WRITTEN EXERCISE :: Output all records precisely as written.

(Records from a dataset)
========================================
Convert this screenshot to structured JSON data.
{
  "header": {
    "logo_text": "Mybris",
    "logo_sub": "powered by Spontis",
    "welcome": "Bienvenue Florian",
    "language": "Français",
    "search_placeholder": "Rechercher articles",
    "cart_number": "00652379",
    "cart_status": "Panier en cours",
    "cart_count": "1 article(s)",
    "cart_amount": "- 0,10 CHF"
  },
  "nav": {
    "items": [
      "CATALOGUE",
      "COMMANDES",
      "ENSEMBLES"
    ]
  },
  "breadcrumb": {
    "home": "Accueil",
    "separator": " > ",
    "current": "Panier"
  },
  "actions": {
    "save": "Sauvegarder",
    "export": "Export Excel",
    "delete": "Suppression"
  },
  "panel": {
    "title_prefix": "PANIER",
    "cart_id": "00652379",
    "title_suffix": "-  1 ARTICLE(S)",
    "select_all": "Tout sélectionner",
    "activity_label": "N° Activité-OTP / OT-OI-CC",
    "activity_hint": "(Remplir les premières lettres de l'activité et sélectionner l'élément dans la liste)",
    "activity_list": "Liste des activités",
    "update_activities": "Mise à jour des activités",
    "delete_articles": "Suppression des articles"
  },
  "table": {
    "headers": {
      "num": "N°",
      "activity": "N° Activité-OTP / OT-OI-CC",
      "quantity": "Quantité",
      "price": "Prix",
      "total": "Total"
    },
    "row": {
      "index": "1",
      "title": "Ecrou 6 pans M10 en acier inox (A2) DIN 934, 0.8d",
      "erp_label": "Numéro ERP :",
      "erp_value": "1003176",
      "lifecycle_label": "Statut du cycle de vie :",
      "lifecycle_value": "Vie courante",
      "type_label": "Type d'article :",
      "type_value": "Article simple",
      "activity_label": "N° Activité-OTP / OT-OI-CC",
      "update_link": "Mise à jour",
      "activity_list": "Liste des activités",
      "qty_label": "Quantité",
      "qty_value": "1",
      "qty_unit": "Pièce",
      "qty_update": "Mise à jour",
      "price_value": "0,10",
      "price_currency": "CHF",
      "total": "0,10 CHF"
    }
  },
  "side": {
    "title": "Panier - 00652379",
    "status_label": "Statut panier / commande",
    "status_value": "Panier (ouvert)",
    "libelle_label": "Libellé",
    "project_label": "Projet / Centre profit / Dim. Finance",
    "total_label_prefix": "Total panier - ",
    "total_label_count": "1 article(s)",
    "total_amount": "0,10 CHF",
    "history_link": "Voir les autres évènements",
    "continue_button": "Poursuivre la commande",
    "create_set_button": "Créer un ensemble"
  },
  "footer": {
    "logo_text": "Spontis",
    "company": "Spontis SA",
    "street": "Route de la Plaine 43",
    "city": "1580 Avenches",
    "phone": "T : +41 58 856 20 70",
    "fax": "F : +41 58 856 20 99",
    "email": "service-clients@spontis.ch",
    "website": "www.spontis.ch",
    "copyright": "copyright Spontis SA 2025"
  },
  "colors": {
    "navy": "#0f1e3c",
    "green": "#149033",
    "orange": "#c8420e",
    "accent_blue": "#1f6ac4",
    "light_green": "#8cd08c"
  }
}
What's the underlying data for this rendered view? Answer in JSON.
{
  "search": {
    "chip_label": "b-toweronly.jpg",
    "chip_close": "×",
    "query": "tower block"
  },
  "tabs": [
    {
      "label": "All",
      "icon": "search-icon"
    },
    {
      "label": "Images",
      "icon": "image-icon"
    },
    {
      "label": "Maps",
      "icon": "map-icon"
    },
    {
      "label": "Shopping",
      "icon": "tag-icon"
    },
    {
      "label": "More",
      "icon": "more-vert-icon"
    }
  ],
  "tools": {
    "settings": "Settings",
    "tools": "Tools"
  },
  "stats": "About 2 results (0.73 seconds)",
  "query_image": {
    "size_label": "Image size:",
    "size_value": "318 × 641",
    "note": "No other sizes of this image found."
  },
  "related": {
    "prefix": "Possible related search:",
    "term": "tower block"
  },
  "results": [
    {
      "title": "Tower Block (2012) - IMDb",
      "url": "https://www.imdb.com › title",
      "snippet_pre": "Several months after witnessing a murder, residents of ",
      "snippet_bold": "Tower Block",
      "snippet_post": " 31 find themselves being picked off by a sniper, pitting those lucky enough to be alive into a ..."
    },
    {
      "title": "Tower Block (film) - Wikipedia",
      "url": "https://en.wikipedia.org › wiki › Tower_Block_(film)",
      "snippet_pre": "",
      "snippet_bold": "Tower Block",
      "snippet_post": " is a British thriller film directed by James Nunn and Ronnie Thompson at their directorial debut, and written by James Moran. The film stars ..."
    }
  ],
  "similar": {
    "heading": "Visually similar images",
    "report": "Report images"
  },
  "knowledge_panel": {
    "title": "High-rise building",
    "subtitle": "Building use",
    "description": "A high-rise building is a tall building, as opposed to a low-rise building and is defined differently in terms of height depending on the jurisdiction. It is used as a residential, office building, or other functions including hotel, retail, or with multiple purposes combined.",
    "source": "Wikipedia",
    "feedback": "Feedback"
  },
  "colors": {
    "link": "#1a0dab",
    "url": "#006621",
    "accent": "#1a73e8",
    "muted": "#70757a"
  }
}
========================================
SOLUTION FOR THIS TASK ::
Convert this screenshot to structured JSON data.
{
  "header": {
    "logo_text": "Mybris",
    "logo_sub": "powered by Spontis",
    "welcome": "Bienvenue Florian",
    "language": "Français",
    "search_placeholder": "Rechercher articles",
    "cart_number": "00652379",
    "cart_status": "Panier en cours",
    "cart_count": "1 article(s)",
    "cart_amount": "- 0,10 CHF"
  },
  "nav": {
    "items": [
      "CATALOGUE",
      "COMMANDES",
      "ENSEMBLES"
    ]
  },
  "breadcrumb": {
    "home": "Accueil",
    "separator": " > ",
    "current": "Panier"
  },
  "actions": {
    "save": "Sauvegarder",
    "export": "Export Excel",
    "delete": "Suppression"
  },
  "panel": {
    "title_prefix": "PANIER",
    "cart_id": "00652379",
    "title_suffix": "-  1 ARTICLE(S)",
    "select_all": "Tout sélectionner",
    "activity_label": "N° Activité-OTP / OT-OI-CC",
    "activity_hint": "(Remplir les premières lettres de l'activité et sélectionner l'élément dans la liste)",
    "activity_list": "Liste des activités",
    "update_activities": "Mise à jour des activités",
    "delete_articles": "Suppression des articles"
  },
  "table": {
    "headers": {
      "num": "N°",
      "activity": "N° Activité-OTP / OT-OI-CC",
      "quantity": "Quantité",
      "price": "Prix",
      "total": "Total"
    },
    "row": {
      "index": "1",
      "title": "Ecrou 6 pans M10 en acier inox (A2) DIN 934, 0.8d",
      "erp_label": "Numéro ERP :",
      "erp_value": "1003176",
      "lifecycle_label": "Statut du cycle de vie :",
      "lifecycle_value": "Vie courante",
      "type_label": "Type d'article :",
      "type_value": "Article simple",
      "activity_label": "N° Activité-OTP / OT-OI-CC",
      "update_link": "Mise à jour",
      "activity_list": "Liste des activités",
      "qty_label": "Quantité",
      "qty_value": "1",
      "qty_unit": "Pièce",
      "qty_update": "Mise à jour",
      "price_value": "0,10",
      "price_currency": "CHF",
      "total": "0,10 CHF"
    }
  },
  "side": {
    "title": "Panier - 00652379",
    "status_label": "Statut panier / commande",
    "status_value": "Panier (ouvert)",
    "libelle_label": "Libellé",
    "project_label": "Projet / Centre profit / Dim. Finance",
    "total_label_prefix": "Total panier - ",
    "total_label_count": "1 article(s)",
    "total_amount": "0,10 CHF",
    "history_link": "Voir les autres évènements",
    "continue_button": "Poursuivre la commande",
    "create_set_button": "Créer un ensemble"
  },
  "footer": {
    "logo_text": "Spontis",
    "company": "Spontis SA",
    "street": "Route de la Plaine 43",
    "city": "1580 Avenches",
    "phone": "T : +41 58 856 20 70",
    "fax": "F : +41 58 856 20 99",
    "email": "service-clients@spontis.ch",
    "website": "www.spontis.ch",
    "copyright": "copyright Spontis SA 2025"
  },
  "colors": {
    "navy": "#0f1e3c",
    "green": "#149033",
    "orange": "#c8420e",
    "accent_blue": "#1f6ac4",
    "light_green": "#8cd08c"
  }
}
What's the underlying data for this rendered view? Answer in JSON.
{
  "search": {
    "chip_label": "b-toweronly.jpg",
    "chip_close": "×",
    "query": "tower block"
  },
  "tabs": [
    {
      "label": "All",
      "icon": "search-icon"
    },
    {
      "label": "Images",
      "icon": "image-icon"
    },
    {
      "label": "Maps",
      "icon": "map-icon"
    },
    {
      "label": "Shopping",
      "icon": "tag-icon"
    },
    {
      "label": "More",
      "icon": "more-vert-icon"
    }
  ],
  "tools": {
    "settings": "Settings",
    "tools": "Tools"
  },
  "stats": "About 2 results (0.73 seconds)",
  "query_image": {
    "size_label": "Image size:",
    "size_value": "318 × 641",
    "note": "No other sizes of this image found."
  },
  "related": {
    "prefix": "Possible related search:",
    "term": "tower block"
  },
  "results": [
    {
      "title": "Tower Block (2012) - IMDb",
      "url": "https://www.imdb.com › title",
      "snippet_pre": "Several months after witnessing a murder, residents of ",
      "snippet_bold": "Tower Block",
      "snippet_post": " 31 find themselves being picked off by a sniper, pitting those lucky enough to be alive into a ..."
    },
    {
      "title": "Tower Block (film) - Wikipedia",
      "url": "https://en.wikipedia.org › wiki › Tower_Block_(film)",
      "snippet_pre": "",
      "snippet_bold": "Tower Block",
      "snippet_post": " is a British thriller film directed by James Nunn and Ronnie Thompson at their directorial debut, and written by James Moran. The film stars ..."
    }
  ],
  "similar": {
    "heading": "Visually similar images",
    "report": "Report images"
  },
  "knowledge_panel": {
    "title": "High-rise building",
    "subtitle": "Building use",
    "description": "A high-rise building is a tall building, as opposed to a low-rise building and is defined differently in terms of height depending on the jurisdiction. It is used as a residential, office building, or other functions including hotel, retail, or with multiple purposes combined.",
    "source": "Wikipedia",
    "feedback": "Feedback"
  },
  "colors": {
    "link": "#1a0dab",
    "url": "#006621",
    "accent": "#1a73e8",
    "muted": "#70757a"
  }
}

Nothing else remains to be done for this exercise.